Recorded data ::
━━━━━━━━━━━━━━━━━━━━━━━━━━━━━━

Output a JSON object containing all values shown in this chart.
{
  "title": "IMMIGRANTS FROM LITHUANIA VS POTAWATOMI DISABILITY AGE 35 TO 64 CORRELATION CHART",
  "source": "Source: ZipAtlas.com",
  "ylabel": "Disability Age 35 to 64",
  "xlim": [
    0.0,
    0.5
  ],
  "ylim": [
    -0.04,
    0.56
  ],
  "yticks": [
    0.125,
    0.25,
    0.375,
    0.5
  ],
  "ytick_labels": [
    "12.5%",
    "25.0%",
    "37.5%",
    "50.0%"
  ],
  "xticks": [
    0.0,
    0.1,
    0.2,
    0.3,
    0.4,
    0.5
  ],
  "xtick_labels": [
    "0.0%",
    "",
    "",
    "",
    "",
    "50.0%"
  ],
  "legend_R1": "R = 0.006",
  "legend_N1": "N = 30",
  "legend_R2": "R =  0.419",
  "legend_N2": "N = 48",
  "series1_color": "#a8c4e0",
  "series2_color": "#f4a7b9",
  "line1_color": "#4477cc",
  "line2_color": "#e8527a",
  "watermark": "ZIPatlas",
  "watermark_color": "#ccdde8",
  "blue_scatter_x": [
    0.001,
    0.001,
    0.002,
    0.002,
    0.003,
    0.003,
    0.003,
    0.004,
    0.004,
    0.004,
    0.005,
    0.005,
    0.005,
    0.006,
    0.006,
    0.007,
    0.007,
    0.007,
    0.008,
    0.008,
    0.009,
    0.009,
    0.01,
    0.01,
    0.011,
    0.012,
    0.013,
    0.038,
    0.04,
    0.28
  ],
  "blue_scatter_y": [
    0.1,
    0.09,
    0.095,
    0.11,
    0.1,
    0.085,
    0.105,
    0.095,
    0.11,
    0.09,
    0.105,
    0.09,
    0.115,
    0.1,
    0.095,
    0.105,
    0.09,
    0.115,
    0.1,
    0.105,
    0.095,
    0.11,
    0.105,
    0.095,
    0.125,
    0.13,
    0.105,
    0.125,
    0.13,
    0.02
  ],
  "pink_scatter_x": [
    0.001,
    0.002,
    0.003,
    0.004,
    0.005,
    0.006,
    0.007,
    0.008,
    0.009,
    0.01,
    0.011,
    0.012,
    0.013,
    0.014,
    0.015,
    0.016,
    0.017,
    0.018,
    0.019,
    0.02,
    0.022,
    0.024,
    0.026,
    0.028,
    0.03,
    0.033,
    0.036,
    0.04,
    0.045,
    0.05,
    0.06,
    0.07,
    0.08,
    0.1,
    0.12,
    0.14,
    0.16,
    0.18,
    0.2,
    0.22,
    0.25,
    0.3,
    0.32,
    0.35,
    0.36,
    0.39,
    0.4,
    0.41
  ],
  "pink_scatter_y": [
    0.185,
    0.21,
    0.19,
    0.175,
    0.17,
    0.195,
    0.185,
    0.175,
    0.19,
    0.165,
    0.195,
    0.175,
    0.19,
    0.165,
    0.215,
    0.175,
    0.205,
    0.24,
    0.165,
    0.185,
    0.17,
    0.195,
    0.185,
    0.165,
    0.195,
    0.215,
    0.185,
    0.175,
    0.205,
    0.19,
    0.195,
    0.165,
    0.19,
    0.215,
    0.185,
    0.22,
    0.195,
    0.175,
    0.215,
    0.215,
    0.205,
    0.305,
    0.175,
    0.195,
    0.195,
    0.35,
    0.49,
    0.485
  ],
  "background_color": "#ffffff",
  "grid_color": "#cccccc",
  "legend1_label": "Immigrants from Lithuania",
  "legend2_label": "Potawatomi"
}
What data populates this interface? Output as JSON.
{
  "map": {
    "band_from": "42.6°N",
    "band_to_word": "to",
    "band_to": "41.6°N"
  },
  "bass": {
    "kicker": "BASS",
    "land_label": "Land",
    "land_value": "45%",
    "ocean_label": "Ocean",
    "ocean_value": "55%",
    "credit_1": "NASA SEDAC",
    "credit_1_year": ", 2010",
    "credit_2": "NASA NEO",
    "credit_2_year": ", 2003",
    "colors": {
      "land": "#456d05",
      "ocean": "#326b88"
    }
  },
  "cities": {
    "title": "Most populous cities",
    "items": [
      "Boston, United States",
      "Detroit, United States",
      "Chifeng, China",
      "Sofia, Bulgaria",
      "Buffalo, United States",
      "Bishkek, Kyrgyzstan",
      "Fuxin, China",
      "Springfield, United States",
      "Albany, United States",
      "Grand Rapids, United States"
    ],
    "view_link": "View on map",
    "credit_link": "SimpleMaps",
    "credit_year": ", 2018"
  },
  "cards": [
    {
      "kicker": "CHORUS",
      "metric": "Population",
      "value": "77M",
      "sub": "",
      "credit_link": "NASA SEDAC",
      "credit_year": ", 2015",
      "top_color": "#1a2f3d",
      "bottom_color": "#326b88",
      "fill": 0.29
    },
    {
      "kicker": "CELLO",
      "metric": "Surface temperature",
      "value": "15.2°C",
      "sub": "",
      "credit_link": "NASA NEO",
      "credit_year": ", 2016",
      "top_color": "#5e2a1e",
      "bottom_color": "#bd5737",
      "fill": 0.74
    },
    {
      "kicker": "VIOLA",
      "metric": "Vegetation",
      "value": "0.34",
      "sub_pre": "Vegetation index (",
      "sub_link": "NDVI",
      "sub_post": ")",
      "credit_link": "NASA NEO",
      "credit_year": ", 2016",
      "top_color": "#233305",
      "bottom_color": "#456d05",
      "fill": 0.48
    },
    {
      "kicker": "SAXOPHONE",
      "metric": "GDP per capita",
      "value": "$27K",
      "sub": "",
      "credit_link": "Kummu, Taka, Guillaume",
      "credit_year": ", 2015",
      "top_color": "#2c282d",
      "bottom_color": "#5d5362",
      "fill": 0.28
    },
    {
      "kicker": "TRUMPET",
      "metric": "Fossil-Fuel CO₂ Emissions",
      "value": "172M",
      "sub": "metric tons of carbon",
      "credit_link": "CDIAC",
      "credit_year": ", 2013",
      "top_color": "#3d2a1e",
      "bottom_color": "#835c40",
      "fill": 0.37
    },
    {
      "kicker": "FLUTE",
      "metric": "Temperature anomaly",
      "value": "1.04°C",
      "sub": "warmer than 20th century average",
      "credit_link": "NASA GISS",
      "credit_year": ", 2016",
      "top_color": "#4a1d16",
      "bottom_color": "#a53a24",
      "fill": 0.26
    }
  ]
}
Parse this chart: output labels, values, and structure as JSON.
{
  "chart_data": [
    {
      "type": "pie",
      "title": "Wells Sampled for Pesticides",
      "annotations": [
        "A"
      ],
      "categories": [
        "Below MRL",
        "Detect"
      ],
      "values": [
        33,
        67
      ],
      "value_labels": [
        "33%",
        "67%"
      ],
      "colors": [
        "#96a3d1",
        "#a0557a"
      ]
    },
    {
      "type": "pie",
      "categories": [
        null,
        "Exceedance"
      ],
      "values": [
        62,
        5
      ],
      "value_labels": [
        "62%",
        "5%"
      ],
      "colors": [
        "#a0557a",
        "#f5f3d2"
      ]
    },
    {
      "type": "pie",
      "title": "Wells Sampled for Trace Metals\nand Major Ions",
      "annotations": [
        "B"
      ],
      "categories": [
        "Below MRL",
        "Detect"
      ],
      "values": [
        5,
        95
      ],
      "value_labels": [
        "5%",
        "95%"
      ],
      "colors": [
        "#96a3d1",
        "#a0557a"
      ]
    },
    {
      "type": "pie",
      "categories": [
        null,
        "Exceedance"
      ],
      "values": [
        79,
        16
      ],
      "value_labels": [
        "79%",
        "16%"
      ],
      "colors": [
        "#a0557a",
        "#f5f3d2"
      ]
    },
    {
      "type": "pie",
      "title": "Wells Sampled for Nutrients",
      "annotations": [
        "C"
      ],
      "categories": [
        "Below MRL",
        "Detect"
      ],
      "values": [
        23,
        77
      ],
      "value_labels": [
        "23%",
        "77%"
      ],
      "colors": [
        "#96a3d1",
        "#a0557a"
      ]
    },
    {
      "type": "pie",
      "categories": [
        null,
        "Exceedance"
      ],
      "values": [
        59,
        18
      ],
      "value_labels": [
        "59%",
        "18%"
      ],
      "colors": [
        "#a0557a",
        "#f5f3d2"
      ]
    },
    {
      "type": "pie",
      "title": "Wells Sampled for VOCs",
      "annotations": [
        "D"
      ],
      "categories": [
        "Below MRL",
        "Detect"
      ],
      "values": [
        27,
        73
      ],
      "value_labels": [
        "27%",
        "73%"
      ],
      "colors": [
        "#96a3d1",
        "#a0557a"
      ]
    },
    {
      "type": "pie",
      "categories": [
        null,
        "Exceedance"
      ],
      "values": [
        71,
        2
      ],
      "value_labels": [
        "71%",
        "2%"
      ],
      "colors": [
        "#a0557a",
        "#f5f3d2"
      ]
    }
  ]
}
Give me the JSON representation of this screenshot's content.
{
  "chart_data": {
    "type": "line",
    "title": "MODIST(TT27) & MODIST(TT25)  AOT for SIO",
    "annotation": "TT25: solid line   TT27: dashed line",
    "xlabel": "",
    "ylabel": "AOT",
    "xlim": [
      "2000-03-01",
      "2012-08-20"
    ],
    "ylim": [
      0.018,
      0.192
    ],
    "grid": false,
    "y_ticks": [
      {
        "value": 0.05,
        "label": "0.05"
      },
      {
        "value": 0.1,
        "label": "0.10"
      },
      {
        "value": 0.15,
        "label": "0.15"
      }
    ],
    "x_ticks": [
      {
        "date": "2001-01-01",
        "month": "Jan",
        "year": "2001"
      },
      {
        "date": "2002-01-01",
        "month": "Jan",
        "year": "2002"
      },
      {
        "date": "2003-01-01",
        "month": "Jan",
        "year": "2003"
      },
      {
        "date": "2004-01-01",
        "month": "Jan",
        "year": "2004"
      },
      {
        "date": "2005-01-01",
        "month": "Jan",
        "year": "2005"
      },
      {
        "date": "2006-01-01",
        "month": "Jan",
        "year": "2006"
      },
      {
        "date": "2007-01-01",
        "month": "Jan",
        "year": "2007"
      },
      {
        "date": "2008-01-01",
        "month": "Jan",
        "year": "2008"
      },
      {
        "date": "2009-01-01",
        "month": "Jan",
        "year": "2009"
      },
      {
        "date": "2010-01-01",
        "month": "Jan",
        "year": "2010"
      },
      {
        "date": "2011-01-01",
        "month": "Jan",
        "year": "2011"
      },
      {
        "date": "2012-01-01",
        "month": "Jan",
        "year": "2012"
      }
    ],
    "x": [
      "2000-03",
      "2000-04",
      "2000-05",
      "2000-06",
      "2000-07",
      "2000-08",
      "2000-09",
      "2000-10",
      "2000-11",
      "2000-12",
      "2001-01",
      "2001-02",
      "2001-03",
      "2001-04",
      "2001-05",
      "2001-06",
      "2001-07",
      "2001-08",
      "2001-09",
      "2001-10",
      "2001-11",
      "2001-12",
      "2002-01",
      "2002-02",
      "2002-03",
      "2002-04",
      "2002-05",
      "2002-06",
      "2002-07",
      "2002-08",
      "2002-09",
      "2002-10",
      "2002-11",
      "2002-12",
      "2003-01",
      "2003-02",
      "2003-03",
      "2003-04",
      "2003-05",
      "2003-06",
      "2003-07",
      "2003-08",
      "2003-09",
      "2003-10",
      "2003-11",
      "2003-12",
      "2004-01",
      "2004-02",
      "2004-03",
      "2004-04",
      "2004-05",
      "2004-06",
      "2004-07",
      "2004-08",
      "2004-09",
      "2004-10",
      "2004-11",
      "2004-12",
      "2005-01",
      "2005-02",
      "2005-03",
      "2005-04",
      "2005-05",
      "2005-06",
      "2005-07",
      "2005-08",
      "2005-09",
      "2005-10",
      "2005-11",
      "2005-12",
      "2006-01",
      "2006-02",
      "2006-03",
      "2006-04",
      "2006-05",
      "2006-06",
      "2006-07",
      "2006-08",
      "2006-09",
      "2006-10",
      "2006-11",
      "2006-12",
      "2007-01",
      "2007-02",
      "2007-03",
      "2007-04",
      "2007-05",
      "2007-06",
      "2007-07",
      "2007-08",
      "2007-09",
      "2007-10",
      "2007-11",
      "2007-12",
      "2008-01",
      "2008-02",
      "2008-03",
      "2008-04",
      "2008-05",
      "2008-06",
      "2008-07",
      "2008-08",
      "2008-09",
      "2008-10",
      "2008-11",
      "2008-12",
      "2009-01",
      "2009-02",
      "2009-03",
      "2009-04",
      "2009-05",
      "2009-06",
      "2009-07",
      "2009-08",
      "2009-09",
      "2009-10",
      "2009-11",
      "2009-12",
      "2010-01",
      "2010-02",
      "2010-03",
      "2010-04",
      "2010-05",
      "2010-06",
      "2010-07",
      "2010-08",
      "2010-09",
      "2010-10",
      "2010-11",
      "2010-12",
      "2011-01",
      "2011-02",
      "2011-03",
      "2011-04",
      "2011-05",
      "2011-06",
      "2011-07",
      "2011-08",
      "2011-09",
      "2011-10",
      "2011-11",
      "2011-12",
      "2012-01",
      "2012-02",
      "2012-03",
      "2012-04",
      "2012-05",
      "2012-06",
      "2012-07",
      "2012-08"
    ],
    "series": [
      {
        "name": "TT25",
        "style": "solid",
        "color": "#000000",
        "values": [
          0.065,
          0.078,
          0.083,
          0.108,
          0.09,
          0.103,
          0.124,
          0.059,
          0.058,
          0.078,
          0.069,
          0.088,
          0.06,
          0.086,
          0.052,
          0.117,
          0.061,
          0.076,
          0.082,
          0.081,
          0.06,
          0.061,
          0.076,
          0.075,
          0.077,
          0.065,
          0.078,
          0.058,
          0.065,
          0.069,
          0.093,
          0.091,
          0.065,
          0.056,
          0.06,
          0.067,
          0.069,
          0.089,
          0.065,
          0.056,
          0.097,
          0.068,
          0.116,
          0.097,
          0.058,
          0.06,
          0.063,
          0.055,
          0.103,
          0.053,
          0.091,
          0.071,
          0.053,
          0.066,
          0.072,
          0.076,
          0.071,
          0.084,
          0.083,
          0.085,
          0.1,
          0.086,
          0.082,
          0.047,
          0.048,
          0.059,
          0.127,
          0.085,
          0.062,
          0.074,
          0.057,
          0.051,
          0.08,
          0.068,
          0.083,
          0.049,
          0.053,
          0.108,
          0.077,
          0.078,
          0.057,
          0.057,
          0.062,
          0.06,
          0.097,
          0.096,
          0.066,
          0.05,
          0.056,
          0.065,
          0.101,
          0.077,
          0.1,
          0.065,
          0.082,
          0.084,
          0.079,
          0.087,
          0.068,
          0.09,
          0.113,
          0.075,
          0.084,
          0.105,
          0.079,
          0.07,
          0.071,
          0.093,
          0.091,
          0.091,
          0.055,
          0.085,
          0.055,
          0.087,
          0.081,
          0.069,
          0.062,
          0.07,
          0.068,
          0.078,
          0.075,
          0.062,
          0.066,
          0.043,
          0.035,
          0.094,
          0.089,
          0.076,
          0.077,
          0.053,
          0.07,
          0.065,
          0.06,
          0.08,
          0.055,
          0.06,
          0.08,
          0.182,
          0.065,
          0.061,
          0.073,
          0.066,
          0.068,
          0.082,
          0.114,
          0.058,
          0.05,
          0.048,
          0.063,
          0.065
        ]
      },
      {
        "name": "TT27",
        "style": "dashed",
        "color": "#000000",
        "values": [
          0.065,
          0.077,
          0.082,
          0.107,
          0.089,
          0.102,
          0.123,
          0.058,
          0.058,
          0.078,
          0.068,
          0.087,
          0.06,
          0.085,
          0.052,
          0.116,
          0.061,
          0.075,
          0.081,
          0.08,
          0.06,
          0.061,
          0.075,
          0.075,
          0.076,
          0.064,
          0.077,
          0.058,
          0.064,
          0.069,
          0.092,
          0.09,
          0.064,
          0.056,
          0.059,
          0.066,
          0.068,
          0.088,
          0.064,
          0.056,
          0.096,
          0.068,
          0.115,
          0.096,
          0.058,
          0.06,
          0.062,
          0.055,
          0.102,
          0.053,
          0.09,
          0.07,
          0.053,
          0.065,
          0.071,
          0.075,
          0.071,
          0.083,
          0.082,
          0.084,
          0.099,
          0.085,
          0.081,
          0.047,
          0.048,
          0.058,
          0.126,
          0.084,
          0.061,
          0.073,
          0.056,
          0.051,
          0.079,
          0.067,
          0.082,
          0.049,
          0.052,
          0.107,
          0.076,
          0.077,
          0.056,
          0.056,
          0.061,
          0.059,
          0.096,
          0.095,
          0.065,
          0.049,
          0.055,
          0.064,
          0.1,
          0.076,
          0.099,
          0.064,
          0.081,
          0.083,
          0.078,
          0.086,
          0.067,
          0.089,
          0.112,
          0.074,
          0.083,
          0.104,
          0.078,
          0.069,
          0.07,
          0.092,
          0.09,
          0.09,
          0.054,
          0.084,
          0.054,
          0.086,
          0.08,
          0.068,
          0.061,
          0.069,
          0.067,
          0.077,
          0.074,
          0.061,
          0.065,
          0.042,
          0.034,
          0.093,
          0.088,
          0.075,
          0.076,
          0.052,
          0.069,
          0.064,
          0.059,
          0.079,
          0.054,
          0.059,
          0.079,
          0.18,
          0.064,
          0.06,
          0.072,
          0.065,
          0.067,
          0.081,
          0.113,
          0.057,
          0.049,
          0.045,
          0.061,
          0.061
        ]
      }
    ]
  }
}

━━━━━━━━━━━━━━━━━━━━━━━━━━━━━━

What to work on ::
Tally up how many lines in the preceding listing contain the word "ylabel". Give nothing but the number.

Expected answer ::
2